→ **Objective**: Set down the full listing exactly, character for character.

→ **Data entries**:
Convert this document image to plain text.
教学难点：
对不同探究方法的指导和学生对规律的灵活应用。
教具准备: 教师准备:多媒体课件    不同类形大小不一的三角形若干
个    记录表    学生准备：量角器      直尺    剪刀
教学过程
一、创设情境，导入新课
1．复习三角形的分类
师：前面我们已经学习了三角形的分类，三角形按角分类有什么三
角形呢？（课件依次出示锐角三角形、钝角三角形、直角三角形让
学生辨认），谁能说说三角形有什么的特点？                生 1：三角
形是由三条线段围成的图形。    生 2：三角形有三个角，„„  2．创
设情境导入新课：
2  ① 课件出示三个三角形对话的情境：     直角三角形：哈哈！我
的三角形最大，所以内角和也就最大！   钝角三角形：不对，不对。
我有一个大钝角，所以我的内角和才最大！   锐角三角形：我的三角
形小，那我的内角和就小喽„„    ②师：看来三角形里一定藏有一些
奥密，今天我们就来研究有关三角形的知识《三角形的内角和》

→ **Written solution**:
Convert this document image to plain text.
教学难点：
对不同探究方法的指导和学生对规律的灵活应用。
教具准备: 教师准备:多媒体课件    不同类形大小不一的三角形若干
个    记录表    学生准备：量角器      直尺    剪刀
教学过程
一、创设情境，导入新课
1．复习三角形的分类
师：前面我们已经学习了三角形的分类，三角形按角分类有什么三
角形呢？（课件依次出示锐角三角形、钝角三角形、直角三角形让
学生辨认），谁能说说三角形有什么的特点？                生 1：三角
形是由三条线段围成的图形。    生 2：三角形有三个角，„„  2．创
设情境导入新课：
2  ① 课件出示三个三角形对话的情境：     直角三角形：哈哈！我
的三角形最大，所以内角和也就最大！   钝角三角形：不对，不对。
我有一个大钝角，所以我的内角和才最大！   锐角三角形：我的三角
形小，那我的内角和就小喽„„    ②师：看来三角形里一定藏有一些
奥密，今天我们就来研究有关三角形的知识《三角形的内角和》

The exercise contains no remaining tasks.